GOAL: Filter the records below down to the lines that contain the string "icon". Copy each matching line in full.
++++ RECORDS PROVIDED
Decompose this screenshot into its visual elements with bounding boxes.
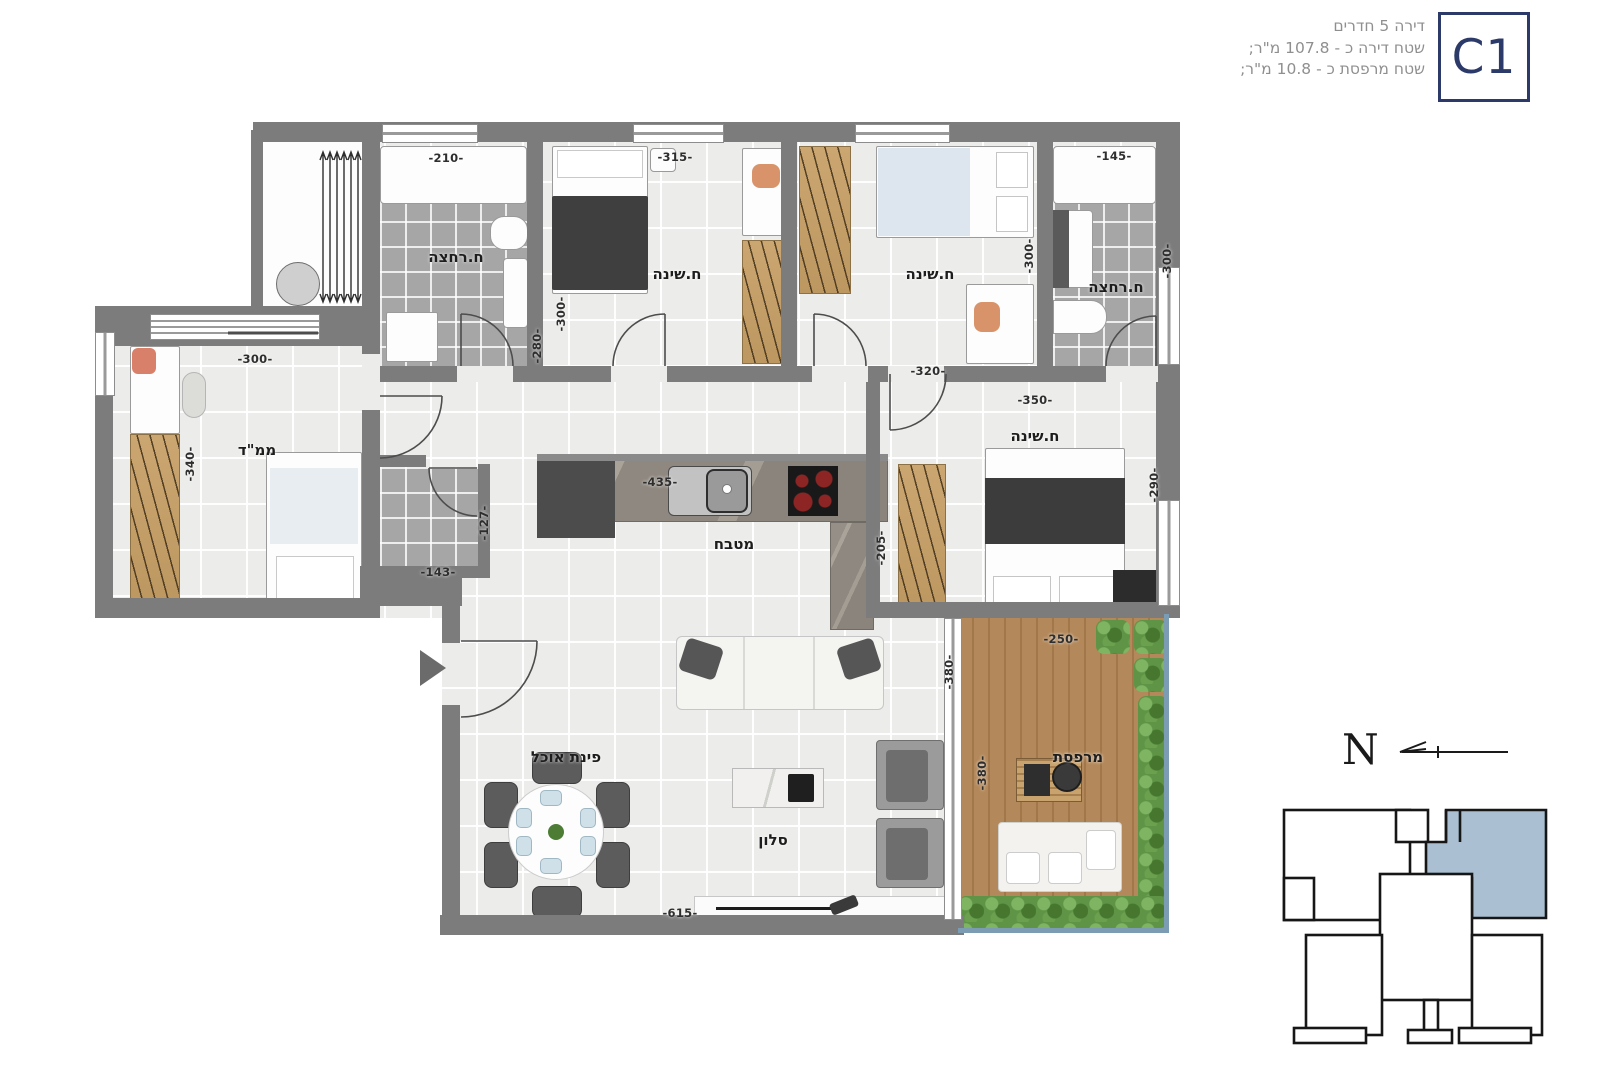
- wc-floor: [380, 467, 478, 566]
- stairwell-wall-left: [251, 130, 263, 312]
- planter-bush: [1134, 658, 1168, 692]
- dim-mamad-height: -340-: [183, 446, 197, 481]
- outdoor-round-table: [1052, 762, 1082, 792]
- keyplan-block: [1408, 1030, 1452, 1043]
- dim-living-height: -380-: [942, 654, 956, 689]
- north-arrow: N: [1320, 716, 1530, 778]
- bed-pillows: [996, 196, 1028, 232]
- keyplan-core: [1380, 874, 1472, 1000]
- bed-blanket-light: [270, 468, 358, 544]
- dim-balcony-height: -380-: [975, 755, 989, 790]
- dim-bed3-height: -290-: [1147, 467, 1161, 502]
- armchair-cushion: [886, 750, 928, 802]
- mamad-blast-window: [150, 314, 320, 340]
- room-label-dining: פינת אוכל: [531, 748, 601, 766]
- room-label-bed2: ח.שינה: [906, 265, 955, 283]
- partition-bed1-bed2: [781, 142, 797, 366]
- dim-balcony-width: -250-: [1043, 632, 1078, 646]
- keyplan-block: [1284, 810, 1410, 920]
- keyplan-block: [1306, 935, 1382, 1035]
- armchair-round: [182, 372, 206, 418]
- dim-bed3-width: -350-: [1017, 393, 1052, 407]
- dim-kitchen-width: -435-: [642, 475, 677, 489]
- desk-chair: [132, 348, 156, 374]
- window: [382, 124, 478, 143]
- dim-living-width: -615-: [662, 906, 697, 920]
- place-setting: [580, 808, 596, 828]
- soundbar: [716, 907, 838, 910]
- faucet: [722, 484, 732, 494]
- room-label-bed3: ח.שינה: [1011, 427, 1060, 445]
- vanity-cabinet-dark: [1053, 210, 1069, 288]
- dim-bath1-width: -210-: [428, 151, 463, 165]
- kitchen-half-wall: [537, 454, 888, 461]
- room-label-kitchen: מטבח: [714, 535, 755, 553]
- north-letter: N: [1342, 725, 1379, 774]
- refrigerator-cabinet: [537, 460, 615, 538]
- keyplan-block: [1472, 935, 1542, 1035]
- elevator-circle: [276, 262, 320, 306]
- dim-wc-height: -127-: [477, 505, 491, 540]
- floorplan-page: דירה 5 חדרים שטח דירה כ - 107.8 מ"ר; שטח…: [0, 0, 1600, 1067]
- wc-wall-left: [368, 464, 380, 578]
- room-label-bed1: ח.שינה: [653, 265, 702, 283]
- bath1-door-opening: [457, 366, 513, 382]
- place-setting: [540, 858, 562, 874]
- planter-bush: [1134, 620, 1168, 654]
- title-block: דירה 5 חדרים שטח דירה כ - 107.8 מ"ר; שטח…: [1240, 16, 1425, 81]
- window: [855, 124, 950, 143]
- living-wall-bottom: [440, 915, 964, 935]
- keyplan-block: [1294, 1028, 1366, 1043]
- dim-bed2-width: -320-: [910, 364, 945, 378]
- room-label-mamad: ממ"ד: [238, 441, 276, 459]
- outdoor-cushion: [1048, 852, 1082, 884]
- toilet: [1053, 300, 1107, 334]
- dim-bed1-width: -315-: [657, 150, 692, 164]
- dim-bath2-height: -300-: [1160, 243, 1174, 278]
- bed-blanket-light: [878, 148, 970, 236]
- title-line-rooms: דירה 5 חדרים: [1240, 16, 1425, 38]
- toilet: [490, 216, 528, 250]
- living-wall-left-lower: [442, 705, 460, 935]
- master-wall-bottom: [866, 602, 1180, 618]
- window: [1158, 267, 1180, 365]
- bed-pillows: [557, 150, 643, 178]
- dim-kitchen-height: -205-: [874, 530, 888, 565]
- armchair-cushion: [886, 828, 928, 880]
- dim-mamad-width: -300-: [237, 352, 272, 366]
- outdoor-cushion: [1006, 852, 1040, 884]
- cooktop: [788, 466, 838, 516]
- mamad-door-opening: [362, 354, 380, 410]
- title-line-balcony-area: שטח מרפסת כ - 10.8 מ"ר;: [1240, 59, 1425, 81]
- keyplan-wall-line: [1446, 810, 1460, 842]
- bed1-door-opening: [611, 366, 667, 382]
- coffee-table-decor: [788, 774, 814, 802]
- dim-bath2-width: -145-: [1096, 149, 1131, 163]
- dim-wc-width: -143-: [420, 565, 455, 579]
- table-plant: [548, 824, 564, 840]
- window: [633, 124, 724, 143]
- place-setting: [540, 790, 562, 806]
- balcony-railing-right: [1164, 614, 1169, 932]
- place-setting: [516, 808, 532, 828]
- place-setting: [580, 836, 596, 856]
- room-label-bath2: ח.רחצה: [1088, 278, 1143, 296]
- room-label-living: סלון: [758, 831, 788, 849]
- balcony-railing-bottom: [958, 928, 1169, 933]
- wardrobe: [799, 146, 851, 294]
- keyplan-block: [1396, 810, 1428, 842]
- keyplan-block: [1284, 878, 1314, 920]
- room-label-bath1: ח.רחצה: [428, 248, 483, 266]
- bed-blanket-dark: [552, 196, 648, 290]
- desk-chair: [974, 302, 1000, 332]
- master-wall-left: [866, 382, 880, 618]
- building-key-plan: [1256, 790, 1548, 1046]
- unit-code-box: C1: [1438, 12, 1530, 102]
- dim-bed1-height: -300-: [554, 296, 568, 331]
- wc-wall-top: [368, 455, 426, 467]
- partition-bed2-bath2: [1037, 142, 1053, 366]
- sink-vanity: [503, 258, 528, 328]
- north-arrow-head: [1400, 742, 1426, 752]
- mamad-wall-bottom: [95, 598, 380, 618]
- dining-chair: [596, 842, 630, 888]
- keyplan-unit-highlight: [1426, 810, 1546, 918]
- keyplan-block: [1424, 1000, 1438, 1032]
- outside-area-topleft: [95, 118, 253, 308]
- wardrobe: [898, 464, 946, 612]
- outdoor-tray: [1024, 764, 1050, 796]
- room-label-balcony: מרפסת: [1053, 748, 1103, 766]
- hedge-bottom: [958, 896, 1168, 928]
- bath2-door-opening: [1106, 366, 1158, 382]
- dim-bed2-height: -300-: [1022, 238, 1036, 273]
- dim-bath1-height: -280-: [530, 328, 544, 363]
- outside-area-bottomleft: [95, 618, 442, 935]
- wardrobe: [130, 434, 180, 604]
- window: [1158, 500, 1180, 606]
- desk-chair: [752, 164, 780, 188]
- planter-bush: [1096, 620, 1130, 654]
- keyplan-block: [1459, 1028, 1531, 1043]
- shower-tray: [386, 312, 438, 362]
- dining-chair: [532, 886, 582, 918]
- outdoor-cushion: [1086, 830, 1116, 870]
- bed-pillows: [996, 152, 1028, 188]
- bed2-door-opening: [812, 366, 868, 382]
- place-setting: [516, 836, 532, 856]
- bed-blanket-dark: [985, 478, 1125, 544]
- bed-pillows: [276, 556, 354, 604]
- window: [95, 332, 115, 396]
- title-line-apartment-area: שטח דירה כ - 107.8 מ"ר;: [1240, 38, 1425, 60]
- unit-code: C1: [1452, 30, 1517, 85]
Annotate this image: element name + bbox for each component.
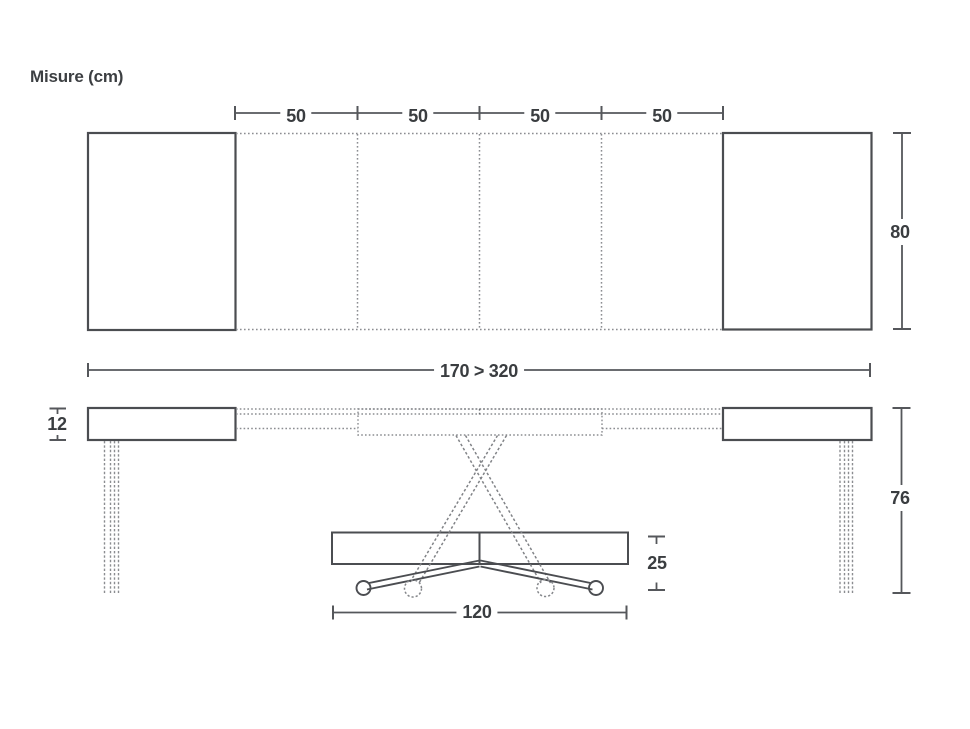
side-view-left-leg — [105, 441, 119, 594]
top-view-right-panel — [723, 133, 872, 330]
mechanism-base-box — [332, 533, 628, 565]
dim-label-base-width-120: 120 — [456, 602, 497, 622]
dim-label-width-range: 170 > 320 — [434, 361, 524, 381]
dim-label-depth-80: 80 — [887, 219, 912, 245]
right-wheel-ghost-icon — [537, 580, 554, 597]
dim-label-extension-2: 50 — [402, 106, 433, 126]
page-title: Misure (cm) — [30, 67, 123, 87]
measurement-drawing-page: Misure (cm) 50 50 50 50 80 170 > 320 12 … — [0, 0, 970, 729]
mechanism-wheel-alternate-positions — [405, 580, 555, 598]
dim-label-extension-3: 50 — [524, 106, 555, 126]
side-view-hidden-leaves — [236, 409, 722, 435]
top-view-extension-leaves — [236, 134, 722, 330]
left-wheel-icon — [357, 581, 371, 595]
dim-label-extension-4: 50 — [646, 106, 677, 126]
mechanism-folded-legs — [357, 561, 604, 596]
left-wheel-ghost-icon — [405, 580, 422, 597]
right-wheel-icon — [589, 581, 603, 595]
dim-label-extension-1: 50 — [280, 106, 311, 126]
side-view-right-top — [723, 408, 872, 440]
dim-label-base-height-25: 25 — [644, 550, 669, 576]
side-view-left-top — [88, 408, 236, 440]
dim-label-height-76: 76 — [887, 485, 912, 511]
dim-label-thickness-12: 12 — [45, 414, 68, 434]
side-view-right-leg — [840, 441, 853, 594]
top-view-left-panel — [88, 133, 236, 330]
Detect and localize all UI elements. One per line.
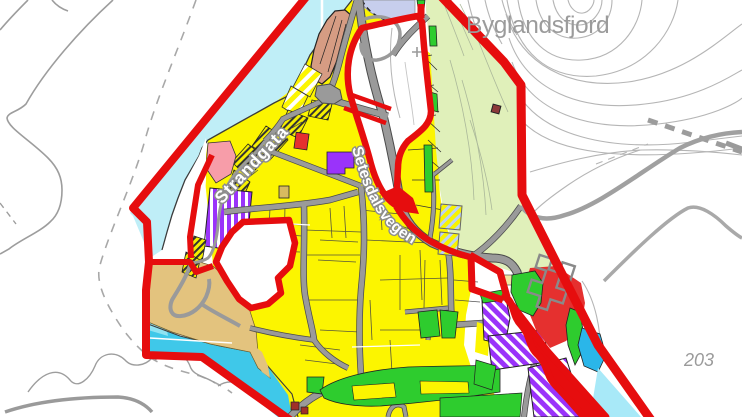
svg-text:203: 203 (683, 350, 714, 370)
svg-text:Byglandsfjord: Byglandsfjord (466, 12, 609, 39)
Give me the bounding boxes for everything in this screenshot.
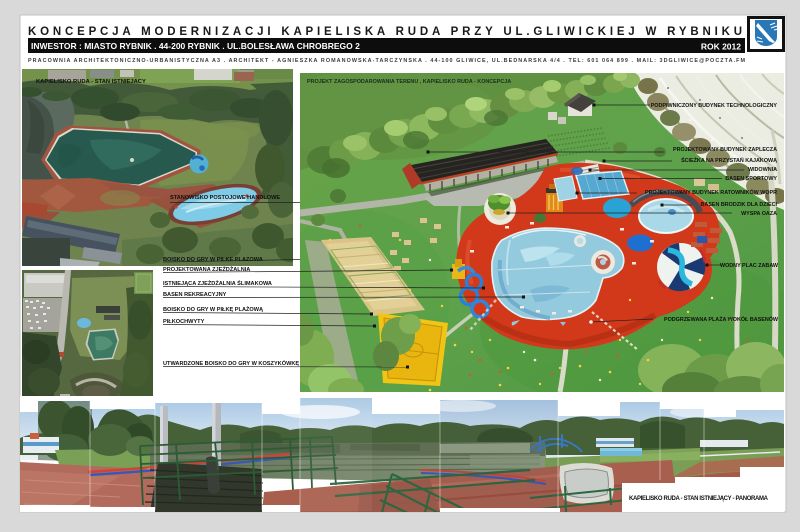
svg-text:STANOWISKO POSTOJOWE HANDLOWE: STANOWISKO POSTOJOWE HANDLOWE — [170, 195, 280, 201]
svg-text:WODNY PLAC ZABAW: WODNY PLAC ZABAW — [720, 263, 779, 269]
svg-text:PROJEKTOWANY BUDYNEK ZAPLECZA: PROJEKTOWANY BUDYNEK ZAPLECZA — [673, 147, 777, 153]
svg-text:PROJEKT ZAGOSPODAROWANIA TERE: PROJEKT ZAGOSPODAROWANIA TERENU , KAPIEL… — [307, 79, 511, 85]
svg-text:WIDOWNIA: WIDOWNIA — [748, 167, 777, 173]
svg-text:BASEN SPORTOWY: BASEN SPORTOWY — [725, 176, 777, 182]
svg-text:PROJEKTOWANA ZJEŻDŻALNIA: PROJEKTOWANA ZJEŻDŻALNIA — [163, 266, 250, 273]
svg-text:ROK 2012: ROK 2012 — [701, 42, 741, 52]
svg-text:PIŁKOCHWYTY: PIŁKOCHWYTY — [163, 319, 205, 325]
svg-text:PRACOWNIA ARCHITEKTONICZNO-UR: PRACOWNIA ARCHITEKTONICZNO-URBANISTYCZNA… — [28, 58, 745, 64]
svg-text:PODGRZEWANA PLAŻA WOKÓŁ BASENÓ: PODGRZEWANA PLAŻA WOKÓŁ BASENÓW — [664, 315, 779, 323]
svg-text:BOISKO DO GRY W PIŁKĘ PLAŻOWĄ: BOISKO DO GRY W PIŁKĘ PLAŻOWĄ — [163, 306, 263, 313]
svg-text:PODPIWNICZONY BUDYNEK TECHNOLO: PODPIWNICZONY BUDYNEK TECHNOLOGICZNY — [651, 103, 778, 109]
svg-text:BOISKO DO GRY W PILKE PLAZOWA: BOISKO DO GRY W PILKE PLAZOWA — [163, 257, 263, 263]
svg-text:WYSPA OAZA: WYSPA OAZA — [741, 211, 777, 217]
svg-text:BASEN BRODZIK DLA DZIECI: BASEN BRODZIK DLA DZIECI — [701, 202, 778, 208]
svg-text:INWESTOR : MIASTO RYBNIK . 44-: INWESTOR : MIASTO RYBNIK . 44-200 RYBNIK… — [31, 41, 360, 51]
svg-text:KONCEPCJA MODERNIZACJI KAPIEL: KONCEPCJA MODERNIZACJI KAPIELISKA RUDA P… — [28, 26, 744, 38]
svg-text:UTWARDZONE BOISKO DO GRY W KOS: UTWARDZONE BOISKO DO GRY W KOSZYKÓWKĘ — [163, 359, 299, 367]
svg-text:ŚCIEŻKA NA PRZYSTAŃ KAJAKOWĄ: ŚCIEŻKA NA PRZYSTAŃ KAJAKOWĄ — [681, 156, 777, 164]
svg-text:KAPIELISKO RUDA - STAN ISTNIE: KAPIELISKO RUDA - STAN ISTNIEJACY — [36, 79, 146, 85]
svg-text:PROJEKTOWANY BUDYNEK RATOWNIKÓ: PROJEKTOWANY BUDYNEK RATOWNIKÓW WOPR — [645, 188, 777, 196]
svg-text:KAPIELISKO RUDA - STAN ISTNIE: KAPIELISKO RUDA - STAN ISTNIEJĄCY - PANO… — [629, 496, 769, 502]
svg-text:BASEN REKREACYJNY: BASEN REKREACYJNY — [163, 292, 227, 298]
svg-text:ISTNIEJĄCA ZJEŻDŻALNIA ŚLIMAKO: ISTNIEJĄCA ZJEŻDŻALNIA ŚLIMAKOWA — [163, 280, 272, 287]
++++++++
RESPONSE FOR THIS EXERCISE:
right-wheel-ghost-icon — [537, 580, 554, 597]
left-wheel-icon — [357, 581, 371, 595]
left-wheel-ghost-icon — [405, 580, 422, 597]
right-wheel-icon — [589, 581, 603, 595]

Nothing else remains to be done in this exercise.